**Set problem:** Find each line containing the string "normalidad" and return it.

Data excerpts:
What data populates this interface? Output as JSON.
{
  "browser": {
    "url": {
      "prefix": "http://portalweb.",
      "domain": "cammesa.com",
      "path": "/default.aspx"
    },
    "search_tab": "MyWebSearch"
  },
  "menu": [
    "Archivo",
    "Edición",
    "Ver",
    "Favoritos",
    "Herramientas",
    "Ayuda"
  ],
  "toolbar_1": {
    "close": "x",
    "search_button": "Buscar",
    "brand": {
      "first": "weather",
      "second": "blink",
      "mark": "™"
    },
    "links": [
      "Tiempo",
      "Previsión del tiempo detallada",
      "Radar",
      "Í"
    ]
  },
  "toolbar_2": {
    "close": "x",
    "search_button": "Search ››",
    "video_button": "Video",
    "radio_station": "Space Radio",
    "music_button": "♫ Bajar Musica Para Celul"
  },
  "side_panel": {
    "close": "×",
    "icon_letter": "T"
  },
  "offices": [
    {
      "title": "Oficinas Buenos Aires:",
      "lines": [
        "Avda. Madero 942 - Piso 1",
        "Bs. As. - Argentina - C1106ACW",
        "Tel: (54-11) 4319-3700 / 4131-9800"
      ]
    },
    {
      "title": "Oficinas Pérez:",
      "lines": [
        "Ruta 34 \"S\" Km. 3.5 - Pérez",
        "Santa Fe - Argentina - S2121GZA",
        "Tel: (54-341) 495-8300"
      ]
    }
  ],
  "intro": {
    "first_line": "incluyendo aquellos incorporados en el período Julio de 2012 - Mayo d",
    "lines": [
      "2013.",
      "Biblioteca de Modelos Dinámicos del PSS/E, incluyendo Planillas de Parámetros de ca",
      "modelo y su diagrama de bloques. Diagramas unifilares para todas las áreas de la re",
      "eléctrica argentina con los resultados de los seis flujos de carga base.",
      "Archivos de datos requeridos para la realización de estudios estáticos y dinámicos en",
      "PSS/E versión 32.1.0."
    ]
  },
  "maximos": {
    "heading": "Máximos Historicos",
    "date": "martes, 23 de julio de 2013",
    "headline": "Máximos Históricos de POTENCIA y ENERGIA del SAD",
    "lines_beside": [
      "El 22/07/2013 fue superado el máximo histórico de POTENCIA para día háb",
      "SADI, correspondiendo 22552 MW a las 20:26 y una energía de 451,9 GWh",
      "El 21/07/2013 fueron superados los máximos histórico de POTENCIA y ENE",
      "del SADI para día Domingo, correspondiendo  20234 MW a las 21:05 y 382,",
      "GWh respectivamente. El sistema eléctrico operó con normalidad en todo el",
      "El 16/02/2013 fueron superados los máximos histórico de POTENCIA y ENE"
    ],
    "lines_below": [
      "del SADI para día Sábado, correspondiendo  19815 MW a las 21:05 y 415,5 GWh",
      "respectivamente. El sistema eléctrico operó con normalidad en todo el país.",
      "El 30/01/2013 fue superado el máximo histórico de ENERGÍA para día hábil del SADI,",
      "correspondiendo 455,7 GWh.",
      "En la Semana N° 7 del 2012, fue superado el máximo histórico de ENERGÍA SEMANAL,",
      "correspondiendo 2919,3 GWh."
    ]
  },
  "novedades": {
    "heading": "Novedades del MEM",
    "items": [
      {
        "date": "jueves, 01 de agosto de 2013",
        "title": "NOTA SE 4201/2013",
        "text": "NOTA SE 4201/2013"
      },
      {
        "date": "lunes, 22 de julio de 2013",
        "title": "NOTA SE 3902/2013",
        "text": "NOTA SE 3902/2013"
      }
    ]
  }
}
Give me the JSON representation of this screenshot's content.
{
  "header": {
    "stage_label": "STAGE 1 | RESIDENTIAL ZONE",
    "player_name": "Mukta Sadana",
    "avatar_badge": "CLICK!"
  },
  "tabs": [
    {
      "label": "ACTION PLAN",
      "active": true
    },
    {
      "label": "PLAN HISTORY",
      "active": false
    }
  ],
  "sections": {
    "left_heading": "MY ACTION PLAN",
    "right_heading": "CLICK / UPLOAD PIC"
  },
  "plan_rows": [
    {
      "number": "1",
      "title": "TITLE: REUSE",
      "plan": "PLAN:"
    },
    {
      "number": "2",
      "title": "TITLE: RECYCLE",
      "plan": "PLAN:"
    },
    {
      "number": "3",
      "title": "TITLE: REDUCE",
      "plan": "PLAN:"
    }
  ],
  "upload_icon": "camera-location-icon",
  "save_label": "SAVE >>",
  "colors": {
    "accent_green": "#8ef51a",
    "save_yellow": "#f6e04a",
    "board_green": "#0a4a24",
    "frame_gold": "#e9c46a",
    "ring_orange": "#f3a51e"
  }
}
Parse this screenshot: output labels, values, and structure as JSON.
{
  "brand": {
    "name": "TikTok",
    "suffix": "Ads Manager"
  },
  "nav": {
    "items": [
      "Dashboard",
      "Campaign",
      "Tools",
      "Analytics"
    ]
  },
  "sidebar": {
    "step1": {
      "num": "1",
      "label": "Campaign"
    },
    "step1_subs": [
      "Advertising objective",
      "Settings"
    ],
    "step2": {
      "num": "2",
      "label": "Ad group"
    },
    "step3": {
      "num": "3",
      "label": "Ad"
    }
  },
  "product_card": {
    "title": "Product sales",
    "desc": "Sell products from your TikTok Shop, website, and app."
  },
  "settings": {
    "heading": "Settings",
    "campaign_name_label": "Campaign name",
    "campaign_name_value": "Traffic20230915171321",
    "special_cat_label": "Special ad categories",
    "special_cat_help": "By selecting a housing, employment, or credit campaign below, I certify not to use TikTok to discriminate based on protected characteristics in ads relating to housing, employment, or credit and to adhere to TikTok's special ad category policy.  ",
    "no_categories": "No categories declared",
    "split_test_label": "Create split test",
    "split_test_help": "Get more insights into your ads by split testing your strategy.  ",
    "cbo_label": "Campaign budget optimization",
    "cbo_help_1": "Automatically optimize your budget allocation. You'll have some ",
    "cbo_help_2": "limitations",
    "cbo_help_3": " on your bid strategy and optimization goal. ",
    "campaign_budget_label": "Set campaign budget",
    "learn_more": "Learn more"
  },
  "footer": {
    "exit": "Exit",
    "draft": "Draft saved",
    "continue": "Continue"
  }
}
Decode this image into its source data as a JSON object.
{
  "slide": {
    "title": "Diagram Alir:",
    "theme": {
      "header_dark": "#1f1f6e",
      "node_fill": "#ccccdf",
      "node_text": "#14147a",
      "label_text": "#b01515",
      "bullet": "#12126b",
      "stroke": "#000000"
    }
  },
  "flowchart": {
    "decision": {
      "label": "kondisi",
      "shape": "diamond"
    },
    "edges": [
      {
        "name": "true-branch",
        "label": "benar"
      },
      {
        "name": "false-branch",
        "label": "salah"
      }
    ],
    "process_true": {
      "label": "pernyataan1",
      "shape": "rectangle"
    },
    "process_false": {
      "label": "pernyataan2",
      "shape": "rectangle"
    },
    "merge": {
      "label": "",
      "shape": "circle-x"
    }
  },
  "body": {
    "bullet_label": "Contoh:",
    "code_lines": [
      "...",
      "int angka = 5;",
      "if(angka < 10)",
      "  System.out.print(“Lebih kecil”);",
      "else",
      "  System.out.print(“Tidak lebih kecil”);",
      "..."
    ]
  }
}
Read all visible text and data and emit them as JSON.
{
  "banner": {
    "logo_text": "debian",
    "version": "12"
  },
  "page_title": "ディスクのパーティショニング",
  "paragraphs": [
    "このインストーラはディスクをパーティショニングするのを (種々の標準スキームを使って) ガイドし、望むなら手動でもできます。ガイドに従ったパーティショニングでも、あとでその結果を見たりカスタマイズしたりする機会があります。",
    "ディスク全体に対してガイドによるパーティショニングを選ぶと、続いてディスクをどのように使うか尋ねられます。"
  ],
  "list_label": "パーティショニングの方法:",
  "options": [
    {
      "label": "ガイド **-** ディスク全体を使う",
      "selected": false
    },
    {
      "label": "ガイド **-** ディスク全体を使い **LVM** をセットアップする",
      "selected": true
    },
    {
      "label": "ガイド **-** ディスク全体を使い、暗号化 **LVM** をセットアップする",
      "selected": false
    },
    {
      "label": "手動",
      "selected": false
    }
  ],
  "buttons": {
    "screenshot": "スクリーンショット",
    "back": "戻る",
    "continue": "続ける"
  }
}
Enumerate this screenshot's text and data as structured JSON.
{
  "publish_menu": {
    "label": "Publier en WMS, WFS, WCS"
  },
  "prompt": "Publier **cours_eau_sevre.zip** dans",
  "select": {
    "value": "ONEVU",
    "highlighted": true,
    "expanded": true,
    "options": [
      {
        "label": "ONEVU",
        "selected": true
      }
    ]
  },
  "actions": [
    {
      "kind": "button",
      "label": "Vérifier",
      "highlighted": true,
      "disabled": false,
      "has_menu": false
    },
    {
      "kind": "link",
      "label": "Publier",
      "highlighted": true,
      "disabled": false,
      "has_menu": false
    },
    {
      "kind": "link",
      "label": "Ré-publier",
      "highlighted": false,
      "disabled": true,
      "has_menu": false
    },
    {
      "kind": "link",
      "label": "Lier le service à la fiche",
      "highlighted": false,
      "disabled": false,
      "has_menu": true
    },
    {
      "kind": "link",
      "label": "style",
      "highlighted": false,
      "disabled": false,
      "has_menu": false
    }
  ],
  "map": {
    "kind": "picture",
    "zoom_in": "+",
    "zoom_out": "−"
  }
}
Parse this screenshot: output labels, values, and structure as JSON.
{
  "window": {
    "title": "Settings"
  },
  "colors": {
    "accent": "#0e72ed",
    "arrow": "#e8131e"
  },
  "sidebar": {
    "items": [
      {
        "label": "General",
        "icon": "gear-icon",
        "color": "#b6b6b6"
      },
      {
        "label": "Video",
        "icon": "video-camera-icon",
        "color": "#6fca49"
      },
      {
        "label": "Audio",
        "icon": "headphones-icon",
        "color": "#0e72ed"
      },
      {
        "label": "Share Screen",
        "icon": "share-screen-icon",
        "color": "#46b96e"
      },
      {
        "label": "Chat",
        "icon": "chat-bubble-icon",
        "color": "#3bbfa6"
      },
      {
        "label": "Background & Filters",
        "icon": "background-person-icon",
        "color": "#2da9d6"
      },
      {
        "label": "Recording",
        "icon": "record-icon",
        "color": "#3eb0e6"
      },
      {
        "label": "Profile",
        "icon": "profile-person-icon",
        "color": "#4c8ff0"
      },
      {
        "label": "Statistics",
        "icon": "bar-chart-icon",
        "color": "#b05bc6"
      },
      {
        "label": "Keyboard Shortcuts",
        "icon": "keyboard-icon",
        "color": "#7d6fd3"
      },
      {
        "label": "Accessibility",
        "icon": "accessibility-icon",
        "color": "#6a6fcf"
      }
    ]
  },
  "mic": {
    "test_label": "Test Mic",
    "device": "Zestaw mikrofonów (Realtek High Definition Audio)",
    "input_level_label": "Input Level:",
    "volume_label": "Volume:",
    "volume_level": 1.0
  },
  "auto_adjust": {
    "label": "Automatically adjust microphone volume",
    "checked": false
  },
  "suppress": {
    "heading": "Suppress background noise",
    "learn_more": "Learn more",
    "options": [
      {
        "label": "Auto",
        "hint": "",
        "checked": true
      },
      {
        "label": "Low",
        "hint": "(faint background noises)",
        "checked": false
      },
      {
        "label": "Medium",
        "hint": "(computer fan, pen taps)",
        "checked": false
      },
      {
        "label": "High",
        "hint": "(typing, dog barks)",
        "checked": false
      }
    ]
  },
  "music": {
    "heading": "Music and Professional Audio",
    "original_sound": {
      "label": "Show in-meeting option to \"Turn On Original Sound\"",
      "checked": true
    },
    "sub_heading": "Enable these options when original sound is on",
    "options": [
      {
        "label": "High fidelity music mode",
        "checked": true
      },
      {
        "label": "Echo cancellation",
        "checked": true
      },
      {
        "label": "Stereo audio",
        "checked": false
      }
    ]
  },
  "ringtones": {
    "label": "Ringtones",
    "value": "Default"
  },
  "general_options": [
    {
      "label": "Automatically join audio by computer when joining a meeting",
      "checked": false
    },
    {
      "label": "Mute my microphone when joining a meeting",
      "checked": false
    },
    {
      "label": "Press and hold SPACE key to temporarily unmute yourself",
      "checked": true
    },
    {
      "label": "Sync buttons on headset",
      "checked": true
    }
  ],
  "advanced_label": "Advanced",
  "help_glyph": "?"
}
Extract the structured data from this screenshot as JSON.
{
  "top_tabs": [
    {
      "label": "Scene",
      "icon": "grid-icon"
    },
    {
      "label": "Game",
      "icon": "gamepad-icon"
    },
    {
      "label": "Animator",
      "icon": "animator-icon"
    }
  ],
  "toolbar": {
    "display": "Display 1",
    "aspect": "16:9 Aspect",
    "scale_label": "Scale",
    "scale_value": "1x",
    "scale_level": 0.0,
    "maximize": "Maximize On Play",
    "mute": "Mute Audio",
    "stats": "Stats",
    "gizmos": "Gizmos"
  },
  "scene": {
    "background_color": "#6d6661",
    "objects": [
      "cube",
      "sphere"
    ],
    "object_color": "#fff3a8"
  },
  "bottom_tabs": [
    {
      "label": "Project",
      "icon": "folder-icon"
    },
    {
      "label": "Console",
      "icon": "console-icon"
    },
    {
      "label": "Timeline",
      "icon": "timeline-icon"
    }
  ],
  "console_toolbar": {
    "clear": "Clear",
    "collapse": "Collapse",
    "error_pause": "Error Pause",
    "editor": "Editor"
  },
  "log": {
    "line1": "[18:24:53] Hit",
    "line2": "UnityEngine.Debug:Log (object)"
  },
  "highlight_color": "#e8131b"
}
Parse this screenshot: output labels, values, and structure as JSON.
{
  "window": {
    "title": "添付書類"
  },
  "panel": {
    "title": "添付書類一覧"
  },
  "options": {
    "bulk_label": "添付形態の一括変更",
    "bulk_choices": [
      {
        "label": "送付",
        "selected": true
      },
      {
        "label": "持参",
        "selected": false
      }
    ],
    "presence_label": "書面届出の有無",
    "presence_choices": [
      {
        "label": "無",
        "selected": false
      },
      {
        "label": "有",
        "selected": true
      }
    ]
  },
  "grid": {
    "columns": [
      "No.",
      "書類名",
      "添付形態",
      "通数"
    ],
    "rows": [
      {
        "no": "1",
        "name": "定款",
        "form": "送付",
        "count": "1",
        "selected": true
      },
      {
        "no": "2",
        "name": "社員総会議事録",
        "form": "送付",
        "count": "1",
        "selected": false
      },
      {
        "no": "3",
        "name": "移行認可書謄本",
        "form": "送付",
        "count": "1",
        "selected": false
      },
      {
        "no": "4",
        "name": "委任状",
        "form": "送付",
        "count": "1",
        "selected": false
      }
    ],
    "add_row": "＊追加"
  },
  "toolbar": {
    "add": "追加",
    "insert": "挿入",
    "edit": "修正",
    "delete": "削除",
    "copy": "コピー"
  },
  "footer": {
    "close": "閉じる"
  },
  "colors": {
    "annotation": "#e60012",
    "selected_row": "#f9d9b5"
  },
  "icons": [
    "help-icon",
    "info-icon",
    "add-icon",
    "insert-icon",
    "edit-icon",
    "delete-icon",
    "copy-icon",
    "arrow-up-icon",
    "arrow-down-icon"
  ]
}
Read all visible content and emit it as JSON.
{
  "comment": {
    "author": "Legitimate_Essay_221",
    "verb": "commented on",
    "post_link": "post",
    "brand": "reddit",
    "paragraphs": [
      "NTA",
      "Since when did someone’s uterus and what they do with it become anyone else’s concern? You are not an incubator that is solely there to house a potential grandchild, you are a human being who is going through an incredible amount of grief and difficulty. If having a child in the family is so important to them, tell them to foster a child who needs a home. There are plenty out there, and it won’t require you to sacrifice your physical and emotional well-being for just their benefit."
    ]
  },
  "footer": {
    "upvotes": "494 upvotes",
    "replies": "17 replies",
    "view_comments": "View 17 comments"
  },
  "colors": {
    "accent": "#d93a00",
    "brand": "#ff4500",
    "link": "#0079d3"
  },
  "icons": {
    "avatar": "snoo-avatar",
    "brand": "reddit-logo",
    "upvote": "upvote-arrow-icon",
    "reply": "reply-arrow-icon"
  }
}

**Expected answer:**
      "GWh respectivamente. El sistema eléctrico operó con normalidad en todo el",
      "respectivamente. El sistema eléctrico operó con normalidad en todo el país.",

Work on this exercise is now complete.